Irish Folk Dancing: Irish folk dancing is the genre of Irish dancing that is performed by those in the festival community of Irish dancing. The term was used by folk revivalists in the 1920s to denote traditional dances common to the country people of Ulster. Folk revivalists researched country dances and often crossed paths with the Gaelic League whilst collecting them. Irish folk dancing, which was influenced by dance master, Peadar O’Rafferty, who had danced at the earliest feiseanna in Belfast, was once largely the same as dancing found in the feis community. Although originally Irish folk dancers adopted the arm positioning of the Munster style, they developed their own unique regional Ulster style that is best demonstrated in the slow set dances and the slip jig. The term, ‘Irish folk dancing,’ is applied mainly to folk dancing associations, but the genre of dancing is known simply as ‘Irish dancing.’ Increasingly today, people refer to it as festival Irish dancing, but this is a reference to a community rather than a genre of dance.

Feis Irish Dancers: This is a large, global community that emerged from the feiseanna of the early 1900s when ‘Gaelic dances’ were first added to the syllabus. An Coimisiún le Rincí Gaelacha standardised and controlled the genre of Irish dancing found at feiseanna from 1930. The feis tradition largely retained its traditional style until the 1980s, but it has evolved rapidly in style and in appearance. Today the feis community is splintered into several governing bodies.

Records from a data collection
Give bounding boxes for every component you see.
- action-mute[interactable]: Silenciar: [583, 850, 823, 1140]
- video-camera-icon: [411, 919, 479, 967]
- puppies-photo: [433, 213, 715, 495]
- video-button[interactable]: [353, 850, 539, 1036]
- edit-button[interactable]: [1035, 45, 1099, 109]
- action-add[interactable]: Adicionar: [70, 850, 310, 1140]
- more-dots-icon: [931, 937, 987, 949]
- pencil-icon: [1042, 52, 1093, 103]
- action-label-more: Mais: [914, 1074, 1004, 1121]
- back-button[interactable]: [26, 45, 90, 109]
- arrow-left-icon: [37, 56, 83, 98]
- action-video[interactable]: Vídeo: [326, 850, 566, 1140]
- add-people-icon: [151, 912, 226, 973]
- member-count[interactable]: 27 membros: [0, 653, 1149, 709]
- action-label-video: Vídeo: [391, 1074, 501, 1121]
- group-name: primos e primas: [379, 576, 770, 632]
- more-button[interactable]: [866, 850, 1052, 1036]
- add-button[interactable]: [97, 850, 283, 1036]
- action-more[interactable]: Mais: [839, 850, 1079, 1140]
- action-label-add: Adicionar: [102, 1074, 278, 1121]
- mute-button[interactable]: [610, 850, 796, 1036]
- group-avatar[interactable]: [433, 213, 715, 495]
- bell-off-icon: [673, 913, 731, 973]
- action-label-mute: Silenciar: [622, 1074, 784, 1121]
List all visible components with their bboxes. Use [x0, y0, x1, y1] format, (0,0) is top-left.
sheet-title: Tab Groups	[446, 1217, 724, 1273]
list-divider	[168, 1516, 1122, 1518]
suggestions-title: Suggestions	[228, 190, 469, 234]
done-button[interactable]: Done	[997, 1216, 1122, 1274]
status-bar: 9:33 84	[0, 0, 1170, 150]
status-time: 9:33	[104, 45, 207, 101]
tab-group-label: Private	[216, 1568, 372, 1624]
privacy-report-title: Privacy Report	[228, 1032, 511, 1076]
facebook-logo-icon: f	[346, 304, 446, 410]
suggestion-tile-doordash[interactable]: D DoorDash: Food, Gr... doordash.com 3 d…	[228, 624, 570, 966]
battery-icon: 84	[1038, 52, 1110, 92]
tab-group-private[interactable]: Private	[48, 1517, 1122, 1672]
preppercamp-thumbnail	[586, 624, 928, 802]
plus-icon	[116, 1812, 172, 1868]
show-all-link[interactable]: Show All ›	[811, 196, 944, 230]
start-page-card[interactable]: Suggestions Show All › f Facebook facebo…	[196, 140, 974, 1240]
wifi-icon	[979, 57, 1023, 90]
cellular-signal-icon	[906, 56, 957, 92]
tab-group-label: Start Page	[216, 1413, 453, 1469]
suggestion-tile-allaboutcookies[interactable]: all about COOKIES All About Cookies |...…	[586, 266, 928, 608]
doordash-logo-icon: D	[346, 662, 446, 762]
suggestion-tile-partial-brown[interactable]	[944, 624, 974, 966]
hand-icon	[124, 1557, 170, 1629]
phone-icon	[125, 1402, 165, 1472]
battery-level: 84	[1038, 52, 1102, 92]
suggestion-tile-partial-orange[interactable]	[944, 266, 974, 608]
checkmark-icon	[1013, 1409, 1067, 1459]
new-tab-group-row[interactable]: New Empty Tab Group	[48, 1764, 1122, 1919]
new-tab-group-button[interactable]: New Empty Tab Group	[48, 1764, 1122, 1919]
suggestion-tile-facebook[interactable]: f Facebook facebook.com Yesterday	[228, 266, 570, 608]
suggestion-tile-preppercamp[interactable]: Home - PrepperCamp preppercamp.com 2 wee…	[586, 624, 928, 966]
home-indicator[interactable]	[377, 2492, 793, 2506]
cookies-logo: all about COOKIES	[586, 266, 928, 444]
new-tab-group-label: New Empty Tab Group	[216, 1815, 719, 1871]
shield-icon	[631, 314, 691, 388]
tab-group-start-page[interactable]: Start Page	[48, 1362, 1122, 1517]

= Aim of the exercise =
Please write out the part of the passage on Irish dancing starting with "Feis Irish Dancers: This" and going on through "several governing bodies.", word for word. Work only from the passage on Irish dancing.

= Solution for this exercise =
Feis Irish Dancers: This is a large, global community that emerged from the feiseanna of the early 1900s when ‘Gaelic dances’ were first added to the syllabus. An Coimisiún le Rincí Gaelacha standardised and controlled the genre of Irish dancing found at feiseanna from 1930. The feis tradition largely retained its traditional style until the 1980s, but it has evolved rapidly in style and in appearance. Today the feis community is splintered into several governing bodies.